**Your goal:** State the number of lines that contain the word "Dividend", and add nothing else.

**Given records:**
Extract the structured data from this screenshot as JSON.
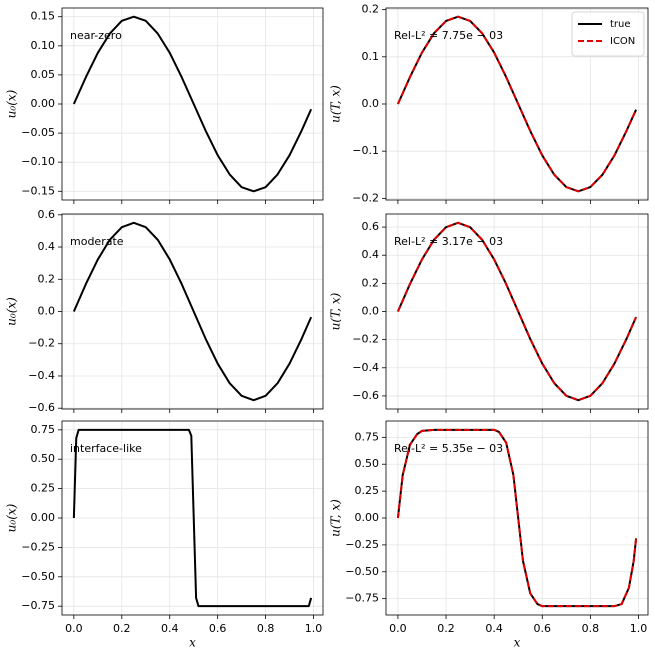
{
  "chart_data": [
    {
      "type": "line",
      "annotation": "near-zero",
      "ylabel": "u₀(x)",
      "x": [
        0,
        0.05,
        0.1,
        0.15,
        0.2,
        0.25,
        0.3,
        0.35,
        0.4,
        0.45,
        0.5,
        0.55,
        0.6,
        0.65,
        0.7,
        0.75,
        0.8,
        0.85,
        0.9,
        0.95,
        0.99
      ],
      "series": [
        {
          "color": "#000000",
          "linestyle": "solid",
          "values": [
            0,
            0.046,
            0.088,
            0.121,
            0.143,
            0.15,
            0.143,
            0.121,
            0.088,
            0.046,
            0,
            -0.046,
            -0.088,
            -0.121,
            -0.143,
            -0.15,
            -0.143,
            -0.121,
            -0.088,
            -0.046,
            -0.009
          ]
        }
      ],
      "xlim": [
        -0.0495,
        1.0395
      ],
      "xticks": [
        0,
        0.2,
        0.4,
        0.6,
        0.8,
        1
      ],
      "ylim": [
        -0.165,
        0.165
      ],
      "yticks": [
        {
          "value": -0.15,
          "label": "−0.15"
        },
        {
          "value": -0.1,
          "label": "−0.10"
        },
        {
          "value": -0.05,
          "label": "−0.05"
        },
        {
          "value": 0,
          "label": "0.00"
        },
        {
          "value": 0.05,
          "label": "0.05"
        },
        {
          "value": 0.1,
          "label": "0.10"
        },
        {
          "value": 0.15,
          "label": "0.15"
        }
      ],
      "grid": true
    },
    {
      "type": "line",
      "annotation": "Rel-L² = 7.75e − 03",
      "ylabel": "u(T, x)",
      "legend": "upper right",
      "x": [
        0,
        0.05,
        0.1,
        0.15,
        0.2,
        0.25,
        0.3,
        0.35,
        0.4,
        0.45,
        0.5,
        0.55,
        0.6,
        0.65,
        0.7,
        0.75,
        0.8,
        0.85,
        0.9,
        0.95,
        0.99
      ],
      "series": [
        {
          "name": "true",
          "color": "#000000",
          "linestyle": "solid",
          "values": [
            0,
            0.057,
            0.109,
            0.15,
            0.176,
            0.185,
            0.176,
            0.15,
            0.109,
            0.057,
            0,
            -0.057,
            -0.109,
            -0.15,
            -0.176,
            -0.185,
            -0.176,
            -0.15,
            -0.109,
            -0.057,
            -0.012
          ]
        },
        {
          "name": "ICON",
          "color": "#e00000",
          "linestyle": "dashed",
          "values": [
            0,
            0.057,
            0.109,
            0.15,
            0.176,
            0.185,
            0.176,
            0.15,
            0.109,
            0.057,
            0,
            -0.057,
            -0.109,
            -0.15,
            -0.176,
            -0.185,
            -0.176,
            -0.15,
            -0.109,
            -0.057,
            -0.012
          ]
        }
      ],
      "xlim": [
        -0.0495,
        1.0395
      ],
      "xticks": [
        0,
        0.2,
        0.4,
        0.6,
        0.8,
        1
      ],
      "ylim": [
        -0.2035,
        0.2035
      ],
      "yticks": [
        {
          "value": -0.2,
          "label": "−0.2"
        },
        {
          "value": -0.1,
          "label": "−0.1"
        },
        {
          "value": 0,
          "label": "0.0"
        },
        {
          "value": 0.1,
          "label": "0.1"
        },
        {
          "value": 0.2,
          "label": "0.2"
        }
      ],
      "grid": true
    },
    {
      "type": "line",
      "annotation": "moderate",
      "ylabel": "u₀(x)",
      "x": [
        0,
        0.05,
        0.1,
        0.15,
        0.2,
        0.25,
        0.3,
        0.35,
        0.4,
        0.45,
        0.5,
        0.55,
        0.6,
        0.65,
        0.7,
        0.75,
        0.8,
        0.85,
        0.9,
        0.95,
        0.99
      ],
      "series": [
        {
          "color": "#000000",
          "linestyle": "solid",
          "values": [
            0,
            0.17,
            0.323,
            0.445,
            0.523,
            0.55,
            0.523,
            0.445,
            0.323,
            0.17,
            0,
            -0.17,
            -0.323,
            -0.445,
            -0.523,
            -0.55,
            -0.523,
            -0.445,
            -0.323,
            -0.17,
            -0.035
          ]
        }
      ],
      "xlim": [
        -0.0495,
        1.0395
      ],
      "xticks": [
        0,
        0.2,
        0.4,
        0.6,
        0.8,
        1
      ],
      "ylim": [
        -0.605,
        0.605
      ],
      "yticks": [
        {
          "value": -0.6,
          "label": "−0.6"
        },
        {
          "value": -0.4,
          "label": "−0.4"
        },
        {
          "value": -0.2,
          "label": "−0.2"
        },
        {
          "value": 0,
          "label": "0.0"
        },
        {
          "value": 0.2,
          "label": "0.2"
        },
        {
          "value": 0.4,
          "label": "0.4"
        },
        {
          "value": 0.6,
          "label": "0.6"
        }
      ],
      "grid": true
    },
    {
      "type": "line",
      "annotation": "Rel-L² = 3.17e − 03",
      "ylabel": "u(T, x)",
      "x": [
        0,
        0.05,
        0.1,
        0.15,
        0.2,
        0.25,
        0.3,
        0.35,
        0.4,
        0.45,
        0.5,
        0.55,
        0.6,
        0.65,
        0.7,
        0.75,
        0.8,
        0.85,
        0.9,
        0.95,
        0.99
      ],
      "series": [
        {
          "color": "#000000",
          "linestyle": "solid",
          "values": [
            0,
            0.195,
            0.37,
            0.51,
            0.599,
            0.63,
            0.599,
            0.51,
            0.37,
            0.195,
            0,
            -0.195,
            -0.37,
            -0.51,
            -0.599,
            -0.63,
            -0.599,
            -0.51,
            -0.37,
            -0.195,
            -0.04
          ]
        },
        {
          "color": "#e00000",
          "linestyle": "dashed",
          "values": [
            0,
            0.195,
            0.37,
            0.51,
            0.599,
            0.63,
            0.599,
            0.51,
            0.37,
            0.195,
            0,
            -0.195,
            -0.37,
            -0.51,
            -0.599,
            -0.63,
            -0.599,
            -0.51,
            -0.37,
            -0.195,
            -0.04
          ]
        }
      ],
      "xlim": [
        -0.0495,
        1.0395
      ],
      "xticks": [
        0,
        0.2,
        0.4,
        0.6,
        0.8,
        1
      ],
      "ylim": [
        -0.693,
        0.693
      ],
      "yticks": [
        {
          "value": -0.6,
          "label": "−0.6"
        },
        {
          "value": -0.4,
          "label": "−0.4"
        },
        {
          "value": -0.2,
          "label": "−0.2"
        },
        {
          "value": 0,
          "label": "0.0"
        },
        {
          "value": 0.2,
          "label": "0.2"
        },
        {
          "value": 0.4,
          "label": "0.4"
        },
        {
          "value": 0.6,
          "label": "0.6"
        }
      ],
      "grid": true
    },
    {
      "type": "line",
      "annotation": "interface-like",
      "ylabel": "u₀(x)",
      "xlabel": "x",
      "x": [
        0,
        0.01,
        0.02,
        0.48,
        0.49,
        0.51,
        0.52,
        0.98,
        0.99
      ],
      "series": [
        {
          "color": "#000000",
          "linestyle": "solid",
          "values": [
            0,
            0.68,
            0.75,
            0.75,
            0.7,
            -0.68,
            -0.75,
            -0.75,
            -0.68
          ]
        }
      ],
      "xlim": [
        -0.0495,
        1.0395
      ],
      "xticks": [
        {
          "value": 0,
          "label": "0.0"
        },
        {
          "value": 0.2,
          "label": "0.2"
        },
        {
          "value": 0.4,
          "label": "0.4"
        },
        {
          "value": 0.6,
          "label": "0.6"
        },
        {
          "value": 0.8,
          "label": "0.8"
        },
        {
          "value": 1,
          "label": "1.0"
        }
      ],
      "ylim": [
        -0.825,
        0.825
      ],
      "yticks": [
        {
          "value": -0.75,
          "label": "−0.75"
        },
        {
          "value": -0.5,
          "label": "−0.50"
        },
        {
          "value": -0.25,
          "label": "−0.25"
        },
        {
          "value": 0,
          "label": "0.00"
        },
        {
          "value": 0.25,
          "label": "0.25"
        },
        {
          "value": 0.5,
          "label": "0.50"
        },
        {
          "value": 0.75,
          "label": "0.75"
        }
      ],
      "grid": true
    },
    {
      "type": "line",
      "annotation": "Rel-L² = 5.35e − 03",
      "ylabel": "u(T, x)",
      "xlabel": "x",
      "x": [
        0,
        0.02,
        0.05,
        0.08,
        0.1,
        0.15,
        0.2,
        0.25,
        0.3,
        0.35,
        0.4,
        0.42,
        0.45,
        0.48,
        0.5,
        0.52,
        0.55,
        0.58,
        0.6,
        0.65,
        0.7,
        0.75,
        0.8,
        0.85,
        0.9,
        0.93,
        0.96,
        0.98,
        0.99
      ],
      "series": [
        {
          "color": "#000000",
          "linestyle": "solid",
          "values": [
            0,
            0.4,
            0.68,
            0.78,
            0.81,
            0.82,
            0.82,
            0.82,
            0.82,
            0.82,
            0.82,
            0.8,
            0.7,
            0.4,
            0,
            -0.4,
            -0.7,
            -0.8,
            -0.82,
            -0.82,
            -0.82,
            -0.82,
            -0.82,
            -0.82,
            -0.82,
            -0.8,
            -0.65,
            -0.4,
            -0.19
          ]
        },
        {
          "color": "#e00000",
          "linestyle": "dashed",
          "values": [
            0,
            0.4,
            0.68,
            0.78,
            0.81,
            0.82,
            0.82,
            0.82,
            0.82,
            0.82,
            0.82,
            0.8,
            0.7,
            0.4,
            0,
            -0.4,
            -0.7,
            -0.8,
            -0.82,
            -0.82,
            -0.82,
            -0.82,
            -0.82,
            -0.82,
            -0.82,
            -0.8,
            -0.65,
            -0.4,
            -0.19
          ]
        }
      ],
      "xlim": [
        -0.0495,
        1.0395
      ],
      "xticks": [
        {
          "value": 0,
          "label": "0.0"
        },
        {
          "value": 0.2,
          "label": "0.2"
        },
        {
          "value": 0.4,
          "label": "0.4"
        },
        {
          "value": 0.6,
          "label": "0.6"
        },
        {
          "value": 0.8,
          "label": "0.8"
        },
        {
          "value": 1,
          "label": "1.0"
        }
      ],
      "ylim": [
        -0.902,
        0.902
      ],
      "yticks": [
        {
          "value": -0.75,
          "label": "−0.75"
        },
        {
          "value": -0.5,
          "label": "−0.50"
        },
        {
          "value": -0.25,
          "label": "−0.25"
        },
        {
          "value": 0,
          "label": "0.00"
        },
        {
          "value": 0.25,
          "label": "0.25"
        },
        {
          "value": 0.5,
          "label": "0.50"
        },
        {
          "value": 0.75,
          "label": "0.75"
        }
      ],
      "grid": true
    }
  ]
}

--

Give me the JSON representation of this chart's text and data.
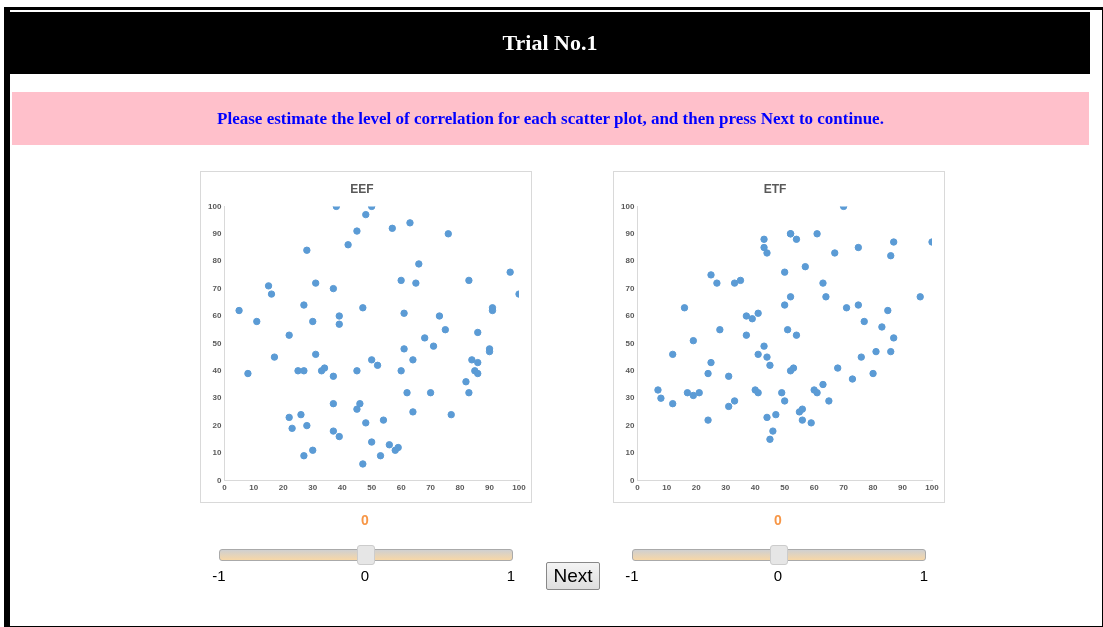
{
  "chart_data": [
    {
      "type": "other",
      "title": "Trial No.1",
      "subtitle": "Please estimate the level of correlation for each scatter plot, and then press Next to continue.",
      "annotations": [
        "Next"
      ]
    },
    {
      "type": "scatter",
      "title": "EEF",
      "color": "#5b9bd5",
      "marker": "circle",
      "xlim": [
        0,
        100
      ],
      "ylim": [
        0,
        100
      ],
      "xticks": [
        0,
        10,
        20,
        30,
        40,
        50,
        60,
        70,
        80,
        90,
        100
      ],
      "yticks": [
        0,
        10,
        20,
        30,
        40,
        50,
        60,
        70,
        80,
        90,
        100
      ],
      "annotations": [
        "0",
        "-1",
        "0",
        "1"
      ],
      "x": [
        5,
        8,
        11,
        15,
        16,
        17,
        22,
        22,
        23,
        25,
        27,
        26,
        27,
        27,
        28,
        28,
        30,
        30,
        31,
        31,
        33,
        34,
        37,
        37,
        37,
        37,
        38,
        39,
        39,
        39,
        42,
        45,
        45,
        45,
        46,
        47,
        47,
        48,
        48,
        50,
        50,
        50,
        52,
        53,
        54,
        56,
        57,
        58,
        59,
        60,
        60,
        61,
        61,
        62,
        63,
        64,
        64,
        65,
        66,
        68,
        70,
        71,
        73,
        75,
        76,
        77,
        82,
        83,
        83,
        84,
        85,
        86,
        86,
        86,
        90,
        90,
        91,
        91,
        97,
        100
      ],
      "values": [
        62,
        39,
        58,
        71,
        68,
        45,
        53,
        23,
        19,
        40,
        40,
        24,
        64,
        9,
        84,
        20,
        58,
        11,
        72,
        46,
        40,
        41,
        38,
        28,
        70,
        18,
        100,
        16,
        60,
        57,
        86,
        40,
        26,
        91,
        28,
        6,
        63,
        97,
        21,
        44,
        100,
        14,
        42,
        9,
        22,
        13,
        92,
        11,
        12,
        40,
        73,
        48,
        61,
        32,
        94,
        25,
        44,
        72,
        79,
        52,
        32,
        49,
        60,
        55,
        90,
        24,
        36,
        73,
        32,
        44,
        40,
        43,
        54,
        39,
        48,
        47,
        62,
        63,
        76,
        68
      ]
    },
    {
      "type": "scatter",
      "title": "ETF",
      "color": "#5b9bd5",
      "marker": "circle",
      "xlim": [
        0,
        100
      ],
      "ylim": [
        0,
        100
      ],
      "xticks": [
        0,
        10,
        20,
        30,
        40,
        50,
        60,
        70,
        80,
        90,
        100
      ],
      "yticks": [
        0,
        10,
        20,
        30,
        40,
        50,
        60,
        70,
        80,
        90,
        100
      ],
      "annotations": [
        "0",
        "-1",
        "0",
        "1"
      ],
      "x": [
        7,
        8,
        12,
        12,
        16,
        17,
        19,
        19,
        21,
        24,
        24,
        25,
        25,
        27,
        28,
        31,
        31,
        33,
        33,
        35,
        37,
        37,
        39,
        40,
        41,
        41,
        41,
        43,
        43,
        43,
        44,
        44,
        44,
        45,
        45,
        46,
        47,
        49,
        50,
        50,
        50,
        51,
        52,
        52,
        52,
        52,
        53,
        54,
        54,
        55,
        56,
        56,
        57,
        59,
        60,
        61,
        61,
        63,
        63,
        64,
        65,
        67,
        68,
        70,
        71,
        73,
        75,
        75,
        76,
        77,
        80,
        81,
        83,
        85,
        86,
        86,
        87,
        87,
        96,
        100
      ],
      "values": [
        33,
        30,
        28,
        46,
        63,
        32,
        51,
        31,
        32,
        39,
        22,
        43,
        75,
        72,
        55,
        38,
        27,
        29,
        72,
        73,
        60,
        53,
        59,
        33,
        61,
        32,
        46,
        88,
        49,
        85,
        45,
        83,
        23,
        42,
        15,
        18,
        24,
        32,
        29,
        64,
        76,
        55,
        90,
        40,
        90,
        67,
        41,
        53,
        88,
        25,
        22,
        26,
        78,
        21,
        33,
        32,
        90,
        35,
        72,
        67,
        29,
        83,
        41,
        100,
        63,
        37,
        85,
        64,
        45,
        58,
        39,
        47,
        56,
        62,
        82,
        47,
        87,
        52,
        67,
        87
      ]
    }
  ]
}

...

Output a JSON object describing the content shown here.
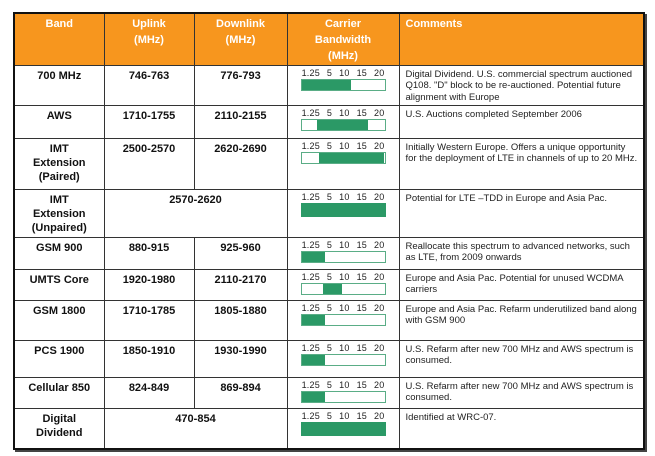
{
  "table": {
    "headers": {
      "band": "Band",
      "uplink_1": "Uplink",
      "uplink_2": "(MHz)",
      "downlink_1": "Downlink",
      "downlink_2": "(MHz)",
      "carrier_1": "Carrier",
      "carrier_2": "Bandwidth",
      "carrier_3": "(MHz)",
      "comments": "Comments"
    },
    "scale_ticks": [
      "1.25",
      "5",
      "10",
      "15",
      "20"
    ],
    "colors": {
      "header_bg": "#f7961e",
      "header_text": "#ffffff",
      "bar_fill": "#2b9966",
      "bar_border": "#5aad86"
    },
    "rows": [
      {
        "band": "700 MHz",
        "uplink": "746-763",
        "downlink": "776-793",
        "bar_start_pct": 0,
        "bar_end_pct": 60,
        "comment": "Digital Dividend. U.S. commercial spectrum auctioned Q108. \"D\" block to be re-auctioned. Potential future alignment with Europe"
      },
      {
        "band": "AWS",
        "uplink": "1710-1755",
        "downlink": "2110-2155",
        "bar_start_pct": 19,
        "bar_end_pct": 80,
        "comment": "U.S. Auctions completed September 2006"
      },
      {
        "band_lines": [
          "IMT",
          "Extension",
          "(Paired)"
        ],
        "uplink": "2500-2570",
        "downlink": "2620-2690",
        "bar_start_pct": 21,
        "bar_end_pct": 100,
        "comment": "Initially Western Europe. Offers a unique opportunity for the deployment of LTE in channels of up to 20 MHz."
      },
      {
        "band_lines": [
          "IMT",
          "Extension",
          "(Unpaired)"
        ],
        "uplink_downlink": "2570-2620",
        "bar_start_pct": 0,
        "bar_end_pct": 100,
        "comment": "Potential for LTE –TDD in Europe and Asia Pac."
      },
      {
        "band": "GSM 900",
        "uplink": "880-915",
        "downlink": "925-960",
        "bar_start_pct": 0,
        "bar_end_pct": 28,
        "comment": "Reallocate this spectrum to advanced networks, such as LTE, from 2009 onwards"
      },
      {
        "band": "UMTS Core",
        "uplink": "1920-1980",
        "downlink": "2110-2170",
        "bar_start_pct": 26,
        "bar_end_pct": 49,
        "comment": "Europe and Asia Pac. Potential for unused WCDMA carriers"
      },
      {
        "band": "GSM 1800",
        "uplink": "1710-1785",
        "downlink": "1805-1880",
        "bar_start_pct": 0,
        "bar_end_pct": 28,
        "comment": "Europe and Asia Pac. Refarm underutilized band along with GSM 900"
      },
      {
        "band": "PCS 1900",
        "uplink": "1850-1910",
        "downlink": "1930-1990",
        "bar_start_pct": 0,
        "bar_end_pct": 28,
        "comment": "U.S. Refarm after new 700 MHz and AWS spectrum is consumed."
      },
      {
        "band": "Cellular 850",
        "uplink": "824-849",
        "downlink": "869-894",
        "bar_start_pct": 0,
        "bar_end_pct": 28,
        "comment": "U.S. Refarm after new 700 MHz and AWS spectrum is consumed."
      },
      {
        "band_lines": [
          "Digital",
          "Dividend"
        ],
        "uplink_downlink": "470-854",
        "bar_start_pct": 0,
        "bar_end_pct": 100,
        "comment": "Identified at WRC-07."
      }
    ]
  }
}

**Reply to the exercise:** 2